GIVEN RECORDS:
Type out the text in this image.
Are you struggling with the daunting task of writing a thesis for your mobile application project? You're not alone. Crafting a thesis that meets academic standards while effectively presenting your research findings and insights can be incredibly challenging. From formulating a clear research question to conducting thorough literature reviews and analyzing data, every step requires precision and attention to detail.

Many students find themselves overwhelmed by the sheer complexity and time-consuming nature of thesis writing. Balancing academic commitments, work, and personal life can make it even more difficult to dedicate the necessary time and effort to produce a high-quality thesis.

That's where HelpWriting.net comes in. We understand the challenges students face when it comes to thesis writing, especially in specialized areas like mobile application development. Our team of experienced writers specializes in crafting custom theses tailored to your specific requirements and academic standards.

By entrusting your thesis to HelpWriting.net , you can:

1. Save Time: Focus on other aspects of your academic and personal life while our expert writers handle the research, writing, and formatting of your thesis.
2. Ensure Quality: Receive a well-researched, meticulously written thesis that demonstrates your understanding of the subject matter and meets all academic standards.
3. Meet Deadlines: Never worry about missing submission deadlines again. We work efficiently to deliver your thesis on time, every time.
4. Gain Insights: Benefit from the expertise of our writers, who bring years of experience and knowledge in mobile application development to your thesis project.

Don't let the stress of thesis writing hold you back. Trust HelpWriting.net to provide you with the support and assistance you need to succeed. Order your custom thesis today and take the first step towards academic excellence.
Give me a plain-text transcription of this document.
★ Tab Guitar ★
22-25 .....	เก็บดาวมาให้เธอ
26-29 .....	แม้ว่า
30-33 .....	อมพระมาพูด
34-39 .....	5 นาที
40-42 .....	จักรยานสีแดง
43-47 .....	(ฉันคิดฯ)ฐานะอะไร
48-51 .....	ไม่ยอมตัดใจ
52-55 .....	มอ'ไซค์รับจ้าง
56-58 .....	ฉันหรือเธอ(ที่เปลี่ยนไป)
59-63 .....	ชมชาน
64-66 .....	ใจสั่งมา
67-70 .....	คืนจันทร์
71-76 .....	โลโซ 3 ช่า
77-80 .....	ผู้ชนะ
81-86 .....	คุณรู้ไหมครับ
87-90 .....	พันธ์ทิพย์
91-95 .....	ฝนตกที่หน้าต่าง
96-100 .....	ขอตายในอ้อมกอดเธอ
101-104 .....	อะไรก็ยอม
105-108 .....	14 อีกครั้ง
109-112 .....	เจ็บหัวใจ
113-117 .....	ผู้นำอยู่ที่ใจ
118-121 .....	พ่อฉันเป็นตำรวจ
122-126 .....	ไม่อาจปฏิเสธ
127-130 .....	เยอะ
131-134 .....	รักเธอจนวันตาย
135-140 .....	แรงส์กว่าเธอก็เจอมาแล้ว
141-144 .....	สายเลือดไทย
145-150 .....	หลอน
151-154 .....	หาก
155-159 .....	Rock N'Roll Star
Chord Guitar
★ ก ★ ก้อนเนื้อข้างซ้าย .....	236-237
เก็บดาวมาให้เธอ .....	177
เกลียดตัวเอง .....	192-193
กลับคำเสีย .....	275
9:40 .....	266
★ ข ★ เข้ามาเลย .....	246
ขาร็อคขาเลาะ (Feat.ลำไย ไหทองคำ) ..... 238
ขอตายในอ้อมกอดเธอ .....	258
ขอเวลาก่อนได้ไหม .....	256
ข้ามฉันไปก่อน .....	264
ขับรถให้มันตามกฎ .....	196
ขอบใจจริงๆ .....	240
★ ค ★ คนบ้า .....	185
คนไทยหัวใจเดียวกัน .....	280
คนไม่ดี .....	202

TASK GOAL:
Go through the material and copy out every line with "life" in it.

ANSWER TO THE PROBLEM:
Many students find themselves overwhelmed by the sheer complexity and time-consuming nature of thesis writing. Balancing academic commitments, work, and personal life can make it even more difficult to dedicate the necessary time and effort to produce a high-quality thesis.
1. Save Time: Focus on other aspects of your academic and personal life while our expert writers handle the research, writing, and formatting of your thesis.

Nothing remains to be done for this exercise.